» **WHAT YOU NEED TO DO**
List every distinct derivative written in Leibniz notation in the calculus problem below, naming each one once.

Question

If \(x=a(\theta +sin\theta)\) and \(y=a(3-cos\theta)\) find \(\frac{\mathrm{d} y}{\mathrm{d} x}\) at \(\theta =\frac{\pi}{2}\)

Answer 1

Correct Answer - Option 2 : 1

 

Concept:

Differentiate the x and y with respect to \(θ\)

\(\Rightarrow \frac{\mathrm{d}y }{\mathrm{d} x}=\frac{\frac{\mathrm{d} y}{\mathrm{d} θ }}{\frac{\mathrm{d} x}{\mathrm{d} θ }}\)

Calculation:

Given: \(x=a(θ +sinθ)\)

Differentiation with respect to θ 

\(\Rightarrow \frac{\mathrm{d} x}{\mathrm{d} θ }=a(1+cosθ )\)

» **DATA SEGMENT**
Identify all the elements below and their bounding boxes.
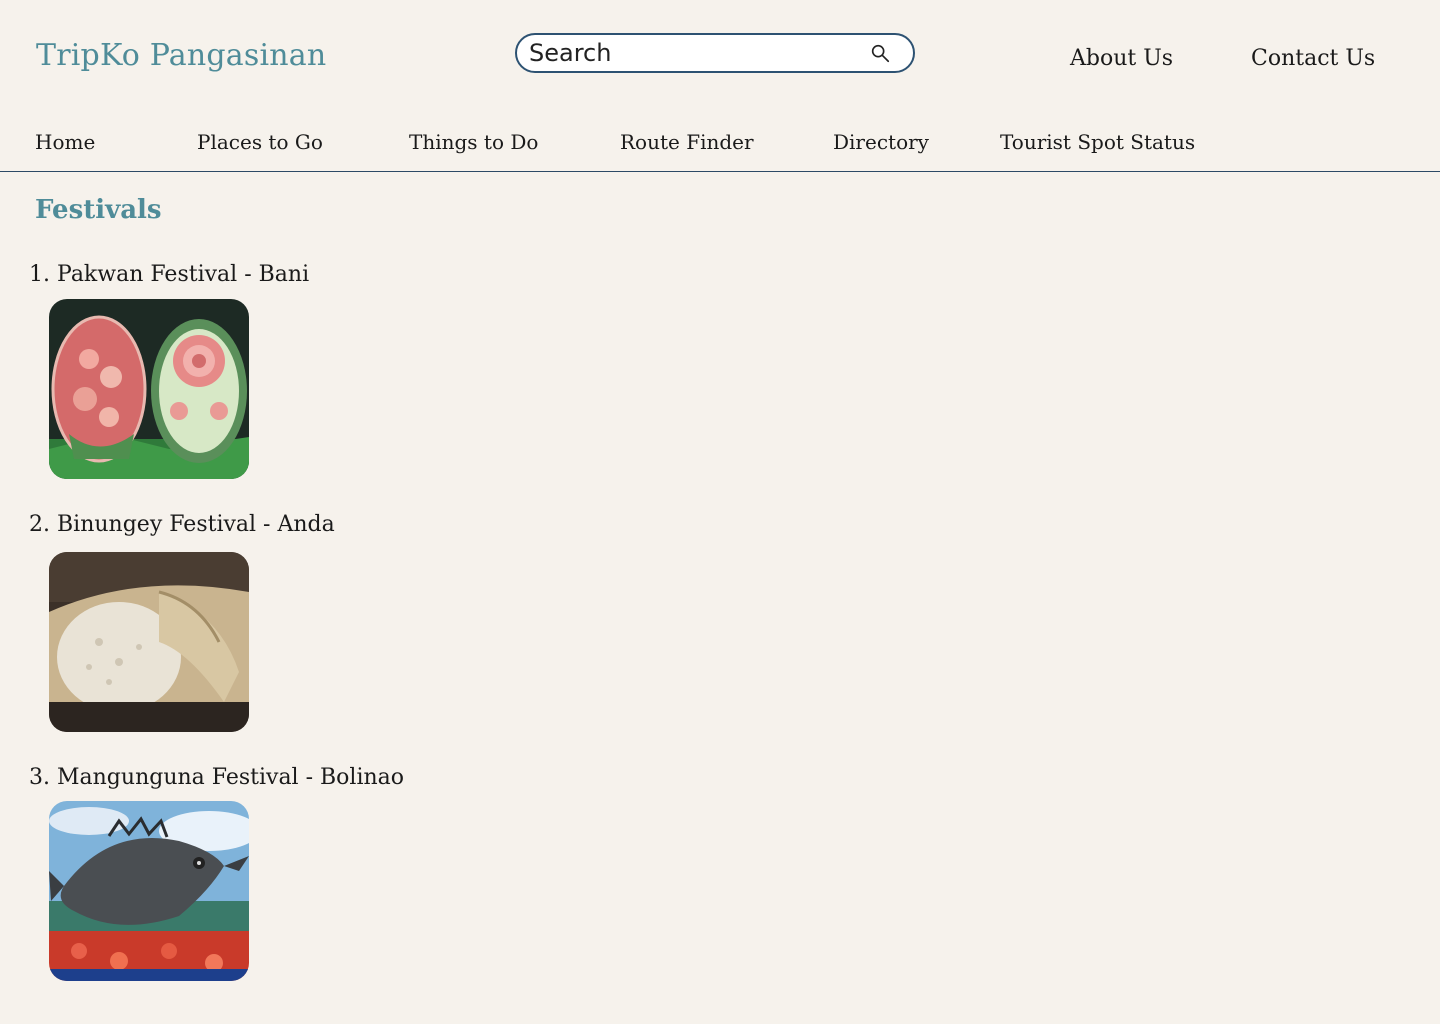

» **RESULT OF THIS EXERCISE**
dy/dx, dy/dθ, dx/dθ